→ Short problem
In the entries below, find every line holding the string "stron" and collect it.

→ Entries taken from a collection

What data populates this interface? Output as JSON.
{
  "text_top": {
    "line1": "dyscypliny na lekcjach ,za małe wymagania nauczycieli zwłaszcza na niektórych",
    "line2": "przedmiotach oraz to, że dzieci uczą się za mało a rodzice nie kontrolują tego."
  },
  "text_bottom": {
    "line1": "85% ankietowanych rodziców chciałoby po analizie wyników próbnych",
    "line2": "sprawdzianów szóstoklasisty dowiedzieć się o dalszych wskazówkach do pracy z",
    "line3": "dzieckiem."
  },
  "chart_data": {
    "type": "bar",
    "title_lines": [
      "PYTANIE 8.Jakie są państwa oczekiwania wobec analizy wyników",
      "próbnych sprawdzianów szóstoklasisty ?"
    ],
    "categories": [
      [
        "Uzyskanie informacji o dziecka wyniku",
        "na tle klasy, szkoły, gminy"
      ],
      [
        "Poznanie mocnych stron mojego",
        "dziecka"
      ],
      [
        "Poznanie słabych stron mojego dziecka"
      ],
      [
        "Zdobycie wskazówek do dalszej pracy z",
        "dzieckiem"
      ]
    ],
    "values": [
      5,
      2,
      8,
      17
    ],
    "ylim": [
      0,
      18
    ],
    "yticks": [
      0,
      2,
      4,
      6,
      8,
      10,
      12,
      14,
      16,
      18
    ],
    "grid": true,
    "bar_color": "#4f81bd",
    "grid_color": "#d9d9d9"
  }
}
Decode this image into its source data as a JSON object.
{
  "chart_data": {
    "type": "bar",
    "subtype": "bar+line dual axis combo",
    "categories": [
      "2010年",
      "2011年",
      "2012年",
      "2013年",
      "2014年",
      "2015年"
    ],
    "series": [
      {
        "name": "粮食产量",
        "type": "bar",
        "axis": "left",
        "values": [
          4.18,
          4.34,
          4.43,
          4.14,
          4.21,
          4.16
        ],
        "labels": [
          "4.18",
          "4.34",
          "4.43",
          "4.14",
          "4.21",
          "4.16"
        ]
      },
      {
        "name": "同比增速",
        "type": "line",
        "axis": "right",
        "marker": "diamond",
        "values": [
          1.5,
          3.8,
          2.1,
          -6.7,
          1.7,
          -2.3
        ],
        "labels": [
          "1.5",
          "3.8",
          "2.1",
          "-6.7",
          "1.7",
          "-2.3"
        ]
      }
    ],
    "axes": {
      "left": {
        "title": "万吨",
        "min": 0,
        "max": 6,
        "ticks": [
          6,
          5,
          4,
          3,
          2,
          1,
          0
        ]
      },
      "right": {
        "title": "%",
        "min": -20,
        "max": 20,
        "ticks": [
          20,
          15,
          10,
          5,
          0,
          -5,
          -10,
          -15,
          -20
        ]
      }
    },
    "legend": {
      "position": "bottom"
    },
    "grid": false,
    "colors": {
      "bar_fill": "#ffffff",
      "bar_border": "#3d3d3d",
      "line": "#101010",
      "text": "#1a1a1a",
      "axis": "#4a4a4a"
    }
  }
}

→ Output below
        "Poznanie mocnych stron mojego",
        "Poznanie słabych stron mojego dziecka"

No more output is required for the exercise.